§ Aim
Reproduce the records below in their entirety, character for character.

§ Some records
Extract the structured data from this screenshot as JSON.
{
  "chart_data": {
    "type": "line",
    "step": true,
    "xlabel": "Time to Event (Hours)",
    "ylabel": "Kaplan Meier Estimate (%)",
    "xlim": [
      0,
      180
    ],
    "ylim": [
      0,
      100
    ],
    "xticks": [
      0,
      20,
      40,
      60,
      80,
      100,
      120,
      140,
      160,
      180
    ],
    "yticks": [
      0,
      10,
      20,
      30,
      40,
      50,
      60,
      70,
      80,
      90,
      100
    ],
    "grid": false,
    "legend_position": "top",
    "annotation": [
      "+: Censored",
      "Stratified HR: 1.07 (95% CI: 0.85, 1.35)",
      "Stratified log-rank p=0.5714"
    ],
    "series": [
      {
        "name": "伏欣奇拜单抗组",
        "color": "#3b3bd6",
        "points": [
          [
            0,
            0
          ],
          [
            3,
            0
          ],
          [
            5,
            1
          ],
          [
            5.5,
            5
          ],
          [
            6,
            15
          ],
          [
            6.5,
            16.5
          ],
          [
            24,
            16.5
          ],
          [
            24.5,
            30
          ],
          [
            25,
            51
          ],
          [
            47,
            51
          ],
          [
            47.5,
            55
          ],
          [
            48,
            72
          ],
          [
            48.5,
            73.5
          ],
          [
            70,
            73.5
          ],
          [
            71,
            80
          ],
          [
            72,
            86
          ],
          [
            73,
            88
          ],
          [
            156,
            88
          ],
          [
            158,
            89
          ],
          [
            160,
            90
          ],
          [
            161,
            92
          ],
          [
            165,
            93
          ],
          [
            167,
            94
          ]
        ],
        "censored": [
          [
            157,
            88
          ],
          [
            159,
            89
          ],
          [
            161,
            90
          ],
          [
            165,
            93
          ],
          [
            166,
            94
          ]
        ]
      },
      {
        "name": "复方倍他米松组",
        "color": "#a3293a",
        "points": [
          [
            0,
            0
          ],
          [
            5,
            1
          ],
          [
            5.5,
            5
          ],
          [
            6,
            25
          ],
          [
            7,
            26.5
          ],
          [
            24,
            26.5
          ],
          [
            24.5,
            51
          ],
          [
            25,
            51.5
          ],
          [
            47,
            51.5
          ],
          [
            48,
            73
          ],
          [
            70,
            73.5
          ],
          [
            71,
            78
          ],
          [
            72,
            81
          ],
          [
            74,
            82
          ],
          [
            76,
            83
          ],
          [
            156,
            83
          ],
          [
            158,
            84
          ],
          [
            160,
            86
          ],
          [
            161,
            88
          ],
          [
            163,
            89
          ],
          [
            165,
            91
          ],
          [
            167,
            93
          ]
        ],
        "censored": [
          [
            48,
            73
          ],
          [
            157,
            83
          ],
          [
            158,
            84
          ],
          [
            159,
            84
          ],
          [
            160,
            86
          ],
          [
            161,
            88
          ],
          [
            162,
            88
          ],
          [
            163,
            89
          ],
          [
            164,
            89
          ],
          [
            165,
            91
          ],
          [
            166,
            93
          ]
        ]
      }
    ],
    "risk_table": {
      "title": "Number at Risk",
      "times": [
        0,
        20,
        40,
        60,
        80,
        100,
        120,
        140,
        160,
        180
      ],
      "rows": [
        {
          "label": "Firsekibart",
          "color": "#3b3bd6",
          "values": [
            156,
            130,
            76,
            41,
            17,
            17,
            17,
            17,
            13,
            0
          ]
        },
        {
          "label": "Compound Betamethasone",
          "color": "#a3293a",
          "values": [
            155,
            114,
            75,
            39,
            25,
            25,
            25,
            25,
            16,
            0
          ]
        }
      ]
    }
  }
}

§ The output
Extract the structured data from this screenshot as JSON.
{
  "chart_data": {
    "type": "line",
    "step": true,
    "xlabel": "Time to Event (Hours)",
    "ylabel": "Kaplan Meier Estimate (%)",
    "xlim": [
      0,
      180
    ],
    "ylim": [
      0,
      100
    ],
    "xticks": [
      0,
      20,
      40,
      60,
      80,
      100,
      120,
      140,
      160,
      180
    ],
    "yticks": [
      0,
      10,
      20,
      30,
      40,
      50,
      60,
      70,
      80,
      90,
      100
    ],
    "grid": false,
    "legend_position": "top",
    "annotation": [
      "+: Censored",
      "Stratified HR: 1.07 (95% CI: 0.85, 1.35)",
      "Stratified log-rank p=0.5714"
    ],
    "series": [
      {
        "name": "伏欣奇拜单抗组",
        "color": "#3b3bd6",
        "points": [
          [
            0,
            0
          ],
          [
            3,
            0
          ],
          [
            5,
            1
          ],
          [
            5.5,
            5
          ],
          [
            6,
            15
          ],
          [
            6.5,
            16.5
          ],
          [
            24,
            16.5
          ],
          [
            24.5,
            30
          ],
          [
            25,
            51
          ],
          [
            47,
            51
          ],
          [
            47.5,
            55
          ],
          [
            48,
            72
          ],
          [
            48.5,
            73.5
          ],
          [
            70,
            73.5
          ],
          [
            71,
            80
          ],
          [
            72,
            86
          ],
          [
            73,
            88
          ],
          [
            156,
            88
          ],
          [
            158,
            89
          ],
          [
            160,
            90
          ],
          [
            161,
            92
          ],
          [
            165,
            93
          ],
          [
            167,
            94
          ]
        ],
        "censored": [
          [
            157,
            88
          ],
          [
            159,
            89
          ],
          [
            161,
            90
          ],
          [
            165,
            93
          ],
          [
            166,
            94
          ]
        ]
      },
      {
        "name": "复方倍他米松组",
        "color": "#a3293a",
        "points": [
          [
            0,
            0
          ],
          [
            5,
            1
          ],
          [
            5.5,
            5
          ],
          [
            6,
            25
          ],
          [
            7,
            26.5
          ],
          [
            24,
            26.5
          ],
          [
            24.5,
            51
          ],
          [
            25,
            51.5
          ],
          [
            47,
            51.5
          ],
          [
            48,
            73
          ],
          [
            70,
            73.5
          ],
          [
            71,
            78
          ],
          [
            72,
            81
          ],
          [
            74,
            82
          ],
          [
            76,
            83
          ],
          [
            156,
            83
          ],
          [
            158,
            84
          ],
          [
            160,
            86
          ],
          [
            161,
            88
          ],
          [
            163,
            89
          ],
          [
            165,
            91
          ],
          [
            167,
            93
          ]
        ],
        "censored": [
          [
            48,
            73
          ],
          [
            157,
            83
          ],
          [
            158,
            84
          ],
          [
            159,
            84
          ],
          [
            160,
            86
          ],
          [
            161,
            88
          ],
          [
            162,
            88
          ],
          [
            163,
            89
          ],
          [
            164,
            89
          ],
          [
            165,
            91
          ],
          [
            166,
            93
          ]
        ]
      }
    ],
    "risk_table": {
      "title": "Number at Risk",
      "times": [
        0,
        20,
        40,
        60,
        80,
        100,
        120,
        140,
        160,
        180
      ],
      "rows": [
        {
          "label": "Firsekibart",
          "color": "#3b3bd6",
          "values": [
            156,
            130,
            76,
            41,
            17,
            17,
            17,
            17,
            13,
            0
          ]
        },
        {
          "label": "Compound Betamethasone",
          "color": "#a3293a",
          "values": [
            155,
            114,
            75,
            39,
            25,
            25,
            25,
            25,
            16,
            0
          ]
        }
      ]
    }
  }
}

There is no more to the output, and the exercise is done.